### Excerpted data

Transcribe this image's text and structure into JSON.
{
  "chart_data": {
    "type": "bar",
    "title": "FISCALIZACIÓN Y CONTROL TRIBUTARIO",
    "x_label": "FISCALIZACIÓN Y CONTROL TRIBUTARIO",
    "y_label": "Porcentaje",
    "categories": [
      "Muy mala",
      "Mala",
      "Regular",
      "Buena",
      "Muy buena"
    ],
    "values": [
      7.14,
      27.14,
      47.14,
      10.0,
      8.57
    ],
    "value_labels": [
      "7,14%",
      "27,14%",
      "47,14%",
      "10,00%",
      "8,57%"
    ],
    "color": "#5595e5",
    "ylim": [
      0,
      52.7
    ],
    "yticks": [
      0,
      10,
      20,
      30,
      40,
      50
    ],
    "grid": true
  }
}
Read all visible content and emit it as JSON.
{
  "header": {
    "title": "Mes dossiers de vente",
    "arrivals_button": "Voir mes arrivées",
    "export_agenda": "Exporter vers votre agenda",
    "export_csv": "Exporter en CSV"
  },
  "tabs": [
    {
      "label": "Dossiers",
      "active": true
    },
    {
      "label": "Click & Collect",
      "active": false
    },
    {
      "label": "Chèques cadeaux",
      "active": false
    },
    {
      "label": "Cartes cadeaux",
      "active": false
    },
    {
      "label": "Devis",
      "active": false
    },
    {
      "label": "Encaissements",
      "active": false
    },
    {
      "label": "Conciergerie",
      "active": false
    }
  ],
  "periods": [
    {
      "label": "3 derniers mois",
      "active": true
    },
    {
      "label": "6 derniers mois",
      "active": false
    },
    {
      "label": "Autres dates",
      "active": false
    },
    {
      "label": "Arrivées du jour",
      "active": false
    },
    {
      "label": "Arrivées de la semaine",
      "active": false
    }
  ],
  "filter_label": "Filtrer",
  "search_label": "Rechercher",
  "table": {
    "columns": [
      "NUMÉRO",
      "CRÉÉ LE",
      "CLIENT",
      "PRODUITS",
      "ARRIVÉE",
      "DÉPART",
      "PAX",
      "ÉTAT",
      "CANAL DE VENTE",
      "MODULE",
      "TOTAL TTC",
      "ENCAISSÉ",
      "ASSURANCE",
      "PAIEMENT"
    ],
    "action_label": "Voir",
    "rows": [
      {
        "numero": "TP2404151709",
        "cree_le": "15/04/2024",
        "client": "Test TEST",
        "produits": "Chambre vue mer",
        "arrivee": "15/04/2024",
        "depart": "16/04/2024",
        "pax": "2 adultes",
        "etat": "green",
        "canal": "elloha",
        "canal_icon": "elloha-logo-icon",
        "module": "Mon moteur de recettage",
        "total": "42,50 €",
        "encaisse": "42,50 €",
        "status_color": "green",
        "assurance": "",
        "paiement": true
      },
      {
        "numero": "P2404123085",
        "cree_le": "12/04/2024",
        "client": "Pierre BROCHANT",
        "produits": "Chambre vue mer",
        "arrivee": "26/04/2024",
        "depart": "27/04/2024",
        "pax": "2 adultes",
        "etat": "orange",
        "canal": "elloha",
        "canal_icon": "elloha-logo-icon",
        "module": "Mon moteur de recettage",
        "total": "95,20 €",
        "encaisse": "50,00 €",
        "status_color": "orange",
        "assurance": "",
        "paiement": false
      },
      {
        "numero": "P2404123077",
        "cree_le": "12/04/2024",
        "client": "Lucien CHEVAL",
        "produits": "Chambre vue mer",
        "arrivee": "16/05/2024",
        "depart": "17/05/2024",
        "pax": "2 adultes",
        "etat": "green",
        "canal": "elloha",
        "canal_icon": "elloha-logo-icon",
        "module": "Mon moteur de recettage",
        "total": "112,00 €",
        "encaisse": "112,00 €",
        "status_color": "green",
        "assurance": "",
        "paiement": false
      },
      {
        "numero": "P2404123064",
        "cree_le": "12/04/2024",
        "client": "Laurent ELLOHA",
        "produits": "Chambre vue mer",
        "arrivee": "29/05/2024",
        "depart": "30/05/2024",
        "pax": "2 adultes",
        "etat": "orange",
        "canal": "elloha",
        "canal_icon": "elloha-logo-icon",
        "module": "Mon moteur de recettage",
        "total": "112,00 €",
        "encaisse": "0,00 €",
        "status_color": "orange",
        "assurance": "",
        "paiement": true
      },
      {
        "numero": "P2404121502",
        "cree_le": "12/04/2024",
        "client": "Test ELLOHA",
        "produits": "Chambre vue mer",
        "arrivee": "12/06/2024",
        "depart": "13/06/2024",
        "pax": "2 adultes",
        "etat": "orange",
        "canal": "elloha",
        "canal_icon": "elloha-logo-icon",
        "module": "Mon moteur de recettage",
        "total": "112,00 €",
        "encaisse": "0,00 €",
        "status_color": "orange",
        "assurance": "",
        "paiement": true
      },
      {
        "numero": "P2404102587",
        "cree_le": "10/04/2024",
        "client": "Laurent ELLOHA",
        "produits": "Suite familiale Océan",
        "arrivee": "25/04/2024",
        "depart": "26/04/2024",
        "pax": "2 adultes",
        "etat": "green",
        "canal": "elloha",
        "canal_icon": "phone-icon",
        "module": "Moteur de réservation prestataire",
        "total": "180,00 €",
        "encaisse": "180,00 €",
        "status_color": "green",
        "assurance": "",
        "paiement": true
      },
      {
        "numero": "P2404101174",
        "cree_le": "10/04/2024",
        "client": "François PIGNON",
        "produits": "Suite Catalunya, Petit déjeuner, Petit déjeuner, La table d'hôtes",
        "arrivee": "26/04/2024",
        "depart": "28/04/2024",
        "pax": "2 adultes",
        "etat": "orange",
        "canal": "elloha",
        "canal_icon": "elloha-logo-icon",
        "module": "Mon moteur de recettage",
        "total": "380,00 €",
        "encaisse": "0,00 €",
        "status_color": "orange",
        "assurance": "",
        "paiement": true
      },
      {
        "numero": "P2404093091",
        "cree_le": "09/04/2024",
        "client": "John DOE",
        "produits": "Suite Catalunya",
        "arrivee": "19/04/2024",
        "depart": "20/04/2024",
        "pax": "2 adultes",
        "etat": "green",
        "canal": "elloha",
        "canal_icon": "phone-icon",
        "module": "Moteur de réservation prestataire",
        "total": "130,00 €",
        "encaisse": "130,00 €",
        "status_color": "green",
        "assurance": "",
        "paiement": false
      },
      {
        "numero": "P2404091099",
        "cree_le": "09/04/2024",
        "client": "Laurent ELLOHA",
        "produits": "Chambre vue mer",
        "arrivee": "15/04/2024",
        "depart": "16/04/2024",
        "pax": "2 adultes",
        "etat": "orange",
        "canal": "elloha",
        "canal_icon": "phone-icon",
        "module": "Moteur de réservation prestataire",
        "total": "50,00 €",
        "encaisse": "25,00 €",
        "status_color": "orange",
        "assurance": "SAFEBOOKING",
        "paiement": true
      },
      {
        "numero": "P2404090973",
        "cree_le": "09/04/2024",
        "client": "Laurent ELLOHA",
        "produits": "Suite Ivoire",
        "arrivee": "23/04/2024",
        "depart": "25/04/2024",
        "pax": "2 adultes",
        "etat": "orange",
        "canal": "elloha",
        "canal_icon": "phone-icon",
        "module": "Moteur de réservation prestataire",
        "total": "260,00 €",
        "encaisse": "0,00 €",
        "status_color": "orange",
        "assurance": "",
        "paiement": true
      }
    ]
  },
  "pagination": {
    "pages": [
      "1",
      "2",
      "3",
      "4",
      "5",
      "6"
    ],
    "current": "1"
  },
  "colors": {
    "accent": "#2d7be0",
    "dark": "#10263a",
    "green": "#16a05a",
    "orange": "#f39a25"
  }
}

######

[Exercise aim] Give only the number of lines in the entries above that contain the string "Catalunya".

[Solution] 2